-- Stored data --
= = = =

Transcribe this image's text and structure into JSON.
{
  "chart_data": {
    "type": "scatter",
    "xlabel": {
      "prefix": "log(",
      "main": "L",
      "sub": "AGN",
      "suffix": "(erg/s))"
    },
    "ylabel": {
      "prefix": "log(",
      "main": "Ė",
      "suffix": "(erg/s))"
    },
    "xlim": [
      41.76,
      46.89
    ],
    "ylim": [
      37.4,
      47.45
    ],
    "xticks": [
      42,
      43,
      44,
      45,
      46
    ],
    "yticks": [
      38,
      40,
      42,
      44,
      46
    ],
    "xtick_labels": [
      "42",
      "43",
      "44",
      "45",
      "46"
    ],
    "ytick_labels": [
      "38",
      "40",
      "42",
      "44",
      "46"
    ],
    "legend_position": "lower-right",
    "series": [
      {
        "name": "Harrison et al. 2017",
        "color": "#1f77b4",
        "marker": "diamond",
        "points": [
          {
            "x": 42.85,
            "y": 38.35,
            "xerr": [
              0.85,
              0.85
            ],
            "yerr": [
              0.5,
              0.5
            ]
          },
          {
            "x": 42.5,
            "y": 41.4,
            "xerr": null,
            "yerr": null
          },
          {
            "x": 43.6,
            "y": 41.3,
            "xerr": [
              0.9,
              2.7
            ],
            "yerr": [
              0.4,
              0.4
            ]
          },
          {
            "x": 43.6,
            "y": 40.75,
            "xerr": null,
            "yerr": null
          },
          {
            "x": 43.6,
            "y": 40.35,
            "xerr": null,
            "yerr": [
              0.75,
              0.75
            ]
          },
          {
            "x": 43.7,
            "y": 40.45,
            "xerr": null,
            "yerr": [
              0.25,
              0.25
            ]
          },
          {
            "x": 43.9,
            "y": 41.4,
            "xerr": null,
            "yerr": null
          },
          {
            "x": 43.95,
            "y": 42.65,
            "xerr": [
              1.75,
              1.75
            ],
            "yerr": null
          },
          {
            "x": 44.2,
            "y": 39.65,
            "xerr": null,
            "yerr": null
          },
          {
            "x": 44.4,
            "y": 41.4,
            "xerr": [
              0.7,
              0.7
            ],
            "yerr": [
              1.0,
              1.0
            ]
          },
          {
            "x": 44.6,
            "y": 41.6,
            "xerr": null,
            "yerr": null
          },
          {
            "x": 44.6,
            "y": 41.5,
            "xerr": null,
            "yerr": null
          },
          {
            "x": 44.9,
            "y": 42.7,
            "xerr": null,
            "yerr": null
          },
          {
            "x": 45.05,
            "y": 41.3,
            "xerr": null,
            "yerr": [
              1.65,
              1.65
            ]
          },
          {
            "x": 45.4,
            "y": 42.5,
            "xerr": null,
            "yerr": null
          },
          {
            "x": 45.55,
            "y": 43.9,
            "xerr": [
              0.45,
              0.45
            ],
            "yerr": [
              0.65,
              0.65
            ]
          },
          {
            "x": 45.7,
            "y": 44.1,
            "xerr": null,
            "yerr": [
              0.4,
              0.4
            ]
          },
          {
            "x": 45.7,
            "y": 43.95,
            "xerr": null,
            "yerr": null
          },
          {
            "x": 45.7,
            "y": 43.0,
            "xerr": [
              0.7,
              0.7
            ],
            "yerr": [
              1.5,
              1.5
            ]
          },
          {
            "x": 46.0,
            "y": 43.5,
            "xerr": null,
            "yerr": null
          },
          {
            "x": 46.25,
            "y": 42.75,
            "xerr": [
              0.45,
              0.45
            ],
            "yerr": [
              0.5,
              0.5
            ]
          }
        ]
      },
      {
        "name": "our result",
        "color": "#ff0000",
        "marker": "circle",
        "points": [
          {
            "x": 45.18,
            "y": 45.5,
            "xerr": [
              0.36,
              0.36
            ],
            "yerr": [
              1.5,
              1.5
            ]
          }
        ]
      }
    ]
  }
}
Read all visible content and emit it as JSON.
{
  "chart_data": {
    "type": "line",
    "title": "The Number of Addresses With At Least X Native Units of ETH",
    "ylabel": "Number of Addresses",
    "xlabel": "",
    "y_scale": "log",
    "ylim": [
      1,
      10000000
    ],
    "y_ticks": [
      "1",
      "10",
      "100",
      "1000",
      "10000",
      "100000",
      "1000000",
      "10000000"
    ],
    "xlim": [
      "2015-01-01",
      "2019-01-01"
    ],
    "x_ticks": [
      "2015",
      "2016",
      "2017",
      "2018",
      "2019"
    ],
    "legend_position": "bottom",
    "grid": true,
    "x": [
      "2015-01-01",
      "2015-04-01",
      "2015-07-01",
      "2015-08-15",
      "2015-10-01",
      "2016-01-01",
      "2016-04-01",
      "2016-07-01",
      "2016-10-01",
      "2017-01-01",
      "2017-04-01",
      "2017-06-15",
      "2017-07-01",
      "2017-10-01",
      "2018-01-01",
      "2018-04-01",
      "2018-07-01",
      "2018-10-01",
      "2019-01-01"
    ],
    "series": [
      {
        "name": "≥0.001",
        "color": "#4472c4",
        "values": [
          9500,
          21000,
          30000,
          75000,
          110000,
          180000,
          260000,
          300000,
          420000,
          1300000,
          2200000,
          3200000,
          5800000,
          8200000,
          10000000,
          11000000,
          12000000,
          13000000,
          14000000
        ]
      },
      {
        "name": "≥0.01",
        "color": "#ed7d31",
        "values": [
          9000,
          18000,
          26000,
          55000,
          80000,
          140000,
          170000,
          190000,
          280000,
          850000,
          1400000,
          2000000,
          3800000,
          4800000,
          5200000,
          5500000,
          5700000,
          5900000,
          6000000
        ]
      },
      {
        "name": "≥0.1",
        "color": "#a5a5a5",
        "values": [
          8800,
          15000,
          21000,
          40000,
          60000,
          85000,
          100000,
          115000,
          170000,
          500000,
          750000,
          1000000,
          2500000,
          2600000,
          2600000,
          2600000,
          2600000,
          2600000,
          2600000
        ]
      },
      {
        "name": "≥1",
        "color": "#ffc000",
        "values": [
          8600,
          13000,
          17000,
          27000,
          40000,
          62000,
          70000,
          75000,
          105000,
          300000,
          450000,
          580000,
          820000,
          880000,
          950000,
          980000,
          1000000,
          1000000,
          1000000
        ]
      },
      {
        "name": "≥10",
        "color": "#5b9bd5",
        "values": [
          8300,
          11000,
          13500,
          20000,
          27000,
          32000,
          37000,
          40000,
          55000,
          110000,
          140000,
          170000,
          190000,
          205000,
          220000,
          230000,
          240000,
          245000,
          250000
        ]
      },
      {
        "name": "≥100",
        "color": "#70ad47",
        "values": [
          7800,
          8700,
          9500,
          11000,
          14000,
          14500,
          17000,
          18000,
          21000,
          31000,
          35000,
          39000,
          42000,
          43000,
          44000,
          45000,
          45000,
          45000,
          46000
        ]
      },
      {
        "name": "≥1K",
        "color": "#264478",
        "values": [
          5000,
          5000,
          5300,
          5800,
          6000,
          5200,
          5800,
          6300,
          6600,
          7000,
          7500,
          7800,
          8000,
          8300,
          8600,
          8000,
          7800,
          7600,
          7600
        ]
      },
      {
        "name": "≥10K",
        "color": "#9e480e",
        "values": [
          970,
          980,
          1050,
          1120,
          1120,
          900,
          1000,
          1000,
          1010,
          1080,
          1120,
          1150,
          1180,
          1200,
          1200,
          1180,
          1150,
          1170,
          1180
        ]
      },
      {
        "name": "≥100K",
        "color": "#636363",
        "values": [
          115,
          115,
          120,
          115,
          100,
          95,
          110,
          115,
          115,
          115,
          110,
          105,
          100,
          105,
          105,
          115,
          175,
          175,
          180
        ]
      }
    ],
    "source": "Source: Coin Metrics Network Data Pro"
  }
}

= = = =

-- PROBLEM DETAILS --
Reproduce all of the records exactly.

-- EXERCISE OUTPUT --
Transcribe this image's text and structure into JSON.
{
  "chart_data": {
    "type": "scatter",
    "xlabel": {
      "prefix": "log(",
      "main": "L",
      "sub": "AGN",
      "suffix": "(erg/s))"
    },
    "ylabel": {
      "prefix": "log(",
      "main": "Ė",
      "suffix": "(erg/s))"
    },
    "xlim": [
      41.76,
      46.89
    ],
    "ylim": [
      37.4,
      47.45
    ],
    "xticks": [
      42,
      43,
      44,
      45,
      46
    ],
    "yticks": [
      38,
      40,
      42,
      44,
      46
    ],
    "xtick_labels": [
      "42",
      "43",
      "44",
      "45",
      "46"
    ],
    "ytick_labels": [
      "38",
      "40",
      "42",
      "44",
      "46"
    ],
    "legend_position": "lower-right",
    "series": [
      {
        "name": "Harrison et al. 2017",
        "color": "#1f77b4",
        "marker": "diamond",
        "points": [
          {
            "x": 42.85,
            "y": 38.35,
            "xerr": [
              0.85,
              0.85
            ],
            "yerr": [
              0.5,
              0.5
            ]
          },
          {
            "x": 42.5,
            "y": 41.4,
            "xerr": null,
            "yerr": null
          },
          {
            "x": 43.6,
            "y": 41.3,
            "xerr": [
              0.9,
              2.7
            ],
            "yerr": [
              0.4,
              0.4
            ]
          },
          {
            "x": 43.6,
            "y": 40.75,
            "xerr": null,
            "yerr": null
          },
          {
            "x": 43.6,
            "y": 40.35,
            "xerr": null,
            "yerr": [
              0.75,
              0.75
            ]
          },
          {
            "x": 43.7,
            "y": 40.45,
            "xerr": null,
            "yerr": [
              0.25,
              0.25
            ]
          },
          {
            "x": 43.9,
            "y": 41.4,
            "xerr": null,
            "yerr": null
          },
          {
            "x": 43.95,
            "y": 42.65,
            "xerr": [
              1.75,
              1.75
            ],
            "yerr": null
          },
          {
            "x": 44.2,
            "y": 39.65,
            "xerr": null,
            "yerr": null
          },
          {
            "x": 44.4,
            "y": 41.4,
            "xerr": [
              0.7,
              0.7
            ],
            "yerr": [
              1.0,
              1.0
            ]
          },
          {
            "x": 44.6,
            "y": 41.6,
            "xerr": null,
            "yerr": null
          },
          {
            "x": 44.6,
            "y": 41.5,
            "xerr": null,
            "yerr": null
          },
          {
            "x": 44.9,
            "y": 42.7,
            "xerr": null,
            "yerr": null
          },
          {
            "x": 45.05,
            "y": 41.3,
            "xerr": null,
            "yerr": [
              1.65,
              1.65
            ]
          },
          {
            "x": 45.4,
            "y": 42.5,
            "xerr": null,
            "yerr": null
          },
          {
            "x": 45.55,
            "y": 43.9,
            "xerr": [
              0.45,
              0.45
            ],
            "yerr": [
              0.65,
              0.65
            ]
          },
          {
            "x": 45.7,
            "y": 44.1,
            "xerr": null,
            "yerr": [
              0.4,
              0.4
            ]
          },
          {
            "x": 45.7,
            "y": 43.95,
            "xerr": null,
            "yerr": null
          },
          {
            "x": 45.7,
            "y": 43.0,
            "xerr": [
              0.7,
              0.7
            ],
            "yerr": [
              1.5,
              1.5
            ]
          },
          {
            "x": 46.0,
            "y": 43.5,
            "xerr": null,
            "yerr": null
          },
          {
            "x": 46.25,
            "y": 42.75,
            "xerr": [
              0.45,
              0.45
            ],
            "yerr": [
              0.5,
              0.5
            ]
          }
        ]
      },
      {
        "name": "our result",
        "color": "#ff0000",
        "marker": "circle",
        "points": [
          {
            "x": 45.18,
            "y": 45.5,
            "xerr": [
              0.36,
              0.36
            ],
            "yerr": [
              1.5,
              1.5
            ]
          }
        ]
      }
    ]
  }
}
Read all visible content and emit it as JSON.
{
  "chart_data": {
    "type": "line",
    "title": "The Number of Addresses With At Least X Native Units of ETH",
    "ylabel": "Number of Addresses",
    "xlabel": "",
    "y_scale": "log",
    "ylim": [
      1,
      10000000
    ],
    "y_ticks": [
      "1",
      "10",
      "100",
      "1000",
      "10000",
      "100000",
      "1000000",
      "10000000"
    ],
    "xlim": [
      "2015-01-01",
      "2019-01-01"
    ],
    "x_ticks": [
      "2015",
      "2016",
      "2017",
      "2018",
      "2019"
    ],
    "legend_position": "bottom",
    "grid": true,
    "x": [
      "2015-01-01",
      "2015-04-01",
      "2015-07-01",
      "2015-08-15",
      "2015-10-01",
      "2016-01-01",
      "2016-04-01",
      "2016-07-01",
      "2016-10-01",
      "2017-01-01",
      "2017-04-01",
      "2017-06-15",
      "2017-07-01",
      "2017-10-01",
      "2018-01-01",
      "2018-04-01",
      "2018-07-01",
      "2018-10-01",
      "2019-01-01"
    ],
    "series": [
      {
        "name": "≥0.001",
        "color": "#4472c4",
        "values": [
          9500,
          21000,
          30000,
          75000,
          110000,
          180000,
          260000,
          300000,
          420000,
          1300000,
          2200000,
          3200000,
          5800000,
          8200000,
          10000000,
          11000000,
          12000000,
          13000000,
          14000000
        ]
      },
      {
        "name": "≥0.01",
        "color": "#ed7d31",
        "values": [
          9000,
          18000,
          26000,
          55000,
          80000,
          140000,
          170000,
          190000,
          280000,
          850000,
          1400000,
          2000000,
          3800000,
          4800000,
          5200000,
          5500000,
          5700000,
          5900000,
          6000000
        ]
      },
      {
        "name": "≥0.1",
        "color": "#a5a5a5",
        "values": [
          8800,
          15000,
          21000,
          40000,
          60000,
          85000,
          100000,
          115000,
          170000,
          500000,
          750000,
          1000000,
          2500000,
          2600000,
          2600000,
          2600000,
          2600000,
          2600000,
          2600000
        ]
      },
      {
        "name": "≥1",
        "color": "#ffc000",
        "values": [
          8600,
          13000,
          17000,
          27000,
          40000,
          62000,
          70000,
          75000,
          105000,
          300000,
          450000,
          580000,
          820000,
          880000,
          950000,
          980000,
          1000000,
          1000000,
          1000000
        ]
      },
      {
        "name": "≥10",
        "color": "#5b9bd5",
        "values": [
          8300,
          11000,
          13500,
          20000,
          27000,
          32000,
          37000,
          40000,
          55000,
          110000,
          140000,
          170000,
          190000,
          205000,
          220000,
          230000,
          240000,
          245000,
          250000
        ]
      },
      {
        "name": "≥100",
        "color": "#70ad47",
        "values": [
          7800,
          8700,
          9500,
          11000,
          14000,
          14500,
          17000,
          18000,
          21000,
          31000,
          35000,
          39000,
          42000,
          43000,
          44000,
          45000,
          45000,
          45000,
          46000
        ]
      },
      {
        "name": "≥1K",
        "color": "#264478",
        "values": [
          5000,
          5000,
          5300,
          5800,
          6000,
          5200,
          5800,
          6300,
          6600,
          7000,
          7500,
          7800,
          8000,
          8300,
          8600,
          8000,
          7800,
          7600,
          7600
        ]
      },
      {
        "name": "≥10K",
        "color": "#9e480e",
        "values": [
          970,
          980,
          1050,
          1120,
          1120,
          900,
          1000,
          1000,
          1010,
          1080,
          1120,
          1150,
          1180,
          1200,
          1200,
          1180,
          1150,
          1170,
          1180
        ]
      },
      {
        "name": "≥100K",
        "color": "#636363",
        "values": [
          115,
          115,
          120,
          115,
          100,
          95,
          110,
          115,
          115,
          115,
          110,
          105,
          100,
          105,
          105,
          115,
          175,
          175,
          180
        ]
      }
    ],
    "source": "Source: Coin Metrics Network Data Pro"
  }
}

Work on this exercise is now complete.